**INFORMATION SUPPLIED**.
+ + + +
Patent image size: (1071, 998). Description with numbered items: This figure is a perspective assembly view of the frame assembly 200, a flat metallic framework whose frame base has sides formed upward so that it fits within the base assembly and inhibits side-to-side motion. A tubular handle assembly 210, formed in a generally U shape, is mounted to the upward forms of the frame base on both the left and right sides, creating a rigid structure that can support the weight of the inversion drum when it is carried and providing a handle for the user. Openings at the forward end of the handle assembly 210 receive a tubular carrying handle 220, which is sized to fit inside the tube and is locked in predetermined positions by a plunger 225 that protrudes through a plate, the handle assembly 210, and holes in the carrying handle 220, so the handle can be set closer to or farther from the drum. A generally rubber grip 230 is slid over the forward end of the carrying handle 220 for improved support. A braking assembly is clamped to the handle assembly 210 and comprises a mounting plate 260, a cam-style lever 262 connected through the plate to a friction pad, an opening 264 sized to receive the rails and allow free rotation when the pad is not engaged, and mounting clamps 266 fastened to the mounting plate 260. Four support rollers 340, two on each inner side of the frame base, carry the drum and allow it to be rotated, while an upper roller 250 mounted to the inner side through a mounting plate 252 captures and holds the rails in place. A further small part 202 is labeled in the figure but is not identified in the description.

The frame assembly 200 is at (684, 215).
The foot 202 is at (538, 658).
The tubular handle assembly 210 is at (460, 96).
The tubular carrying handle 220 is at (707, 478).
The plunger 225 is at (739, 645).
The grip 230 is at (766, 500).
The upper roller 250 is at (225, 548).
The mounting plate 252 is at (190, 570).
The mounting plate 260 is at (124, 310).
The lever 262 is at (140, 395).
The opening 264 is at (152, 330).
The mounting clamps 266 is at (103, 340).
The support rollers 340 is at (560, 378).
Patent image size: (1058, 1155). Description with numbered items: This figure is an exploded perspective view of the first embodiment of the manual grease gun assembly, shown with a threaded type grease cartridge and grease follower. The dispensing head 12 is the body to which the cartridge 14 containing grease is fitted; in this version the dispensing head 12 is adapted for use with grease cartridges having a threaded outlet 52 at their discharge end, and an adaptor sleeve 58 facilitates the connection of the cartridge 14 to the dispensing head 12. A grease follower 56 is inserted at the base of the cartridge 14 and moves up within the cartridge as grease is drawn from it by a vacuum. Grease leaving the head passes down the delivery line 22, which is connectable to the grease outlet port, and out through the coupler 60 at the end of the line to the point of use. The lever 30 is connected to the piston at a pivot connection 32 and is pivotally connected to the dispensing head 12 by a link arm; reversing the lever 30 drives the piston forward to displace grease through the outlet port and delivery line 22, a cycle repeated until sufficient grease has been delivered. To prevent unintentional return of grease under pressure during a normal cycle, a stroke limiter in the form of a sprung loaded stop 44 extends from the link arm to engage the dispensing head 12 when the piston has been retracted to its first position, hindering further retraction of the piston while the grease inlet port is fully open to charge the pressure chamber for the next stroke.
+ + + +
**TASK DIRECTIONS**.
Can you lay out every line of the data above as a numbered list, leaving out the blank lines?

**FINISHED EXERCISE**.
1. Patent image size: (1071, 998). Description with numbered items: This figure is a perspective assembly view of the frame assembly 200, a flat metallic framework whose frame base has sides formed upward so that it fits within the base assembly and inhibits side-to-side motion. A tubular handle assembly 210, formed in a generally U shape, is mounted to the upward forms of the frame base on both the left and right sides, creating a rigid structure that can support the weight of the inversion drum when it is carried and providing a handle for the user. Openings at the forward end of the handle assembly 210 receive a tubular carrying handle 220, which is sized to fit inside the tube and is locked in predetermined positions by a plunger 225 that protrudes through a plate, the handle assembly 210, and holes in the carrying handle 220, so the handle can be set closer to or farther from the drum. A generally rubber grip 230 is slid over the forward end of the carrying handle 220 for improved support. A braking assembly is clamped to the handle assembly 210 and comprises a mounting plate 260, a cam-style lever 262 connected through the plate to a friction pad, an opening 264 sized to receive the rails and allow free rotation when the pad is not engaged, and mounting clamps 266 fastened to the mounting plate 260. Four support rollers 340, two on each inner side of the frame base, carry the drum and allow it to be rotated, while an upper roller 250 mounted to the inner side through a mounting plate 252 captures and holds the rails in place. A further small part 202 is labeled in the figure but is not identified in the description.
2. The frame assembly 200 is at (684, 215).
3. The foot 202 is at (538, 658).
4. The tubular handle assembly 210 is at (460, 96).
5. The tubular carrying handle 220 is at (707, 478).
6. The plunger 225 is at (739, 645).
7. The grip 230 is at (766, 500).
8. The upper roller 250 is at (225, 548).
9. The mounting plate 252 is at (190, 570).
10. The mounting plate 260 is at (124, 310).
11. The lever 262 is at (140, 395).
12. The opening 264 is at (152, 330).
13. The mounting clamps 266 is at (103, 340).
14. The support rollers 340 is at (560, 378).
15. Patent image size: (1058, 1155). Description with numbered items: This figure is an exploded perspective view of the first embodiment of the manual grease gun assembly, shown with a threaded type grease cartridge and grease follower. The dispensing head 12 is the body to which the cartridge 14 containing grease is fitted; in this version the dispensing head 12 is adapted for use with grease cartridges having a threaded outlet 52 at their discharge end, and an adaptor sleeve 58 facilitates the connection of the cartridge 14 to the dispensing head 12. A grease follower 56 is inserted at the base of the cartridge 14 and moves up within the cartridge as grease is drawn from it by a vacuum. Grease leaving the head passes down the delivery line 22, which is connectable to the grease outlet port, and out through the coupler 60 at the end of the line to the point of use. The lever 30 is connected to the piston at a pivot connection 32 and is pivotally connected to the dispensing head 12 by a link arm; reversing the lever 30 drives the piston forward to displace grease through the outlet port and delivery line 22, a cycle repeated until sufficient grease has been delivered. To prevent unintentional return of grease under pressure during a normal cycle, a stroke limiter in the form of a sprung loaded stop 44 extends from the link arm to engage the dispensing head 12 when the piston has been retracted to its first position, hindering further retraction of the piston while the grease inlet port is fully open to charge the pressure chamber for the next stroke.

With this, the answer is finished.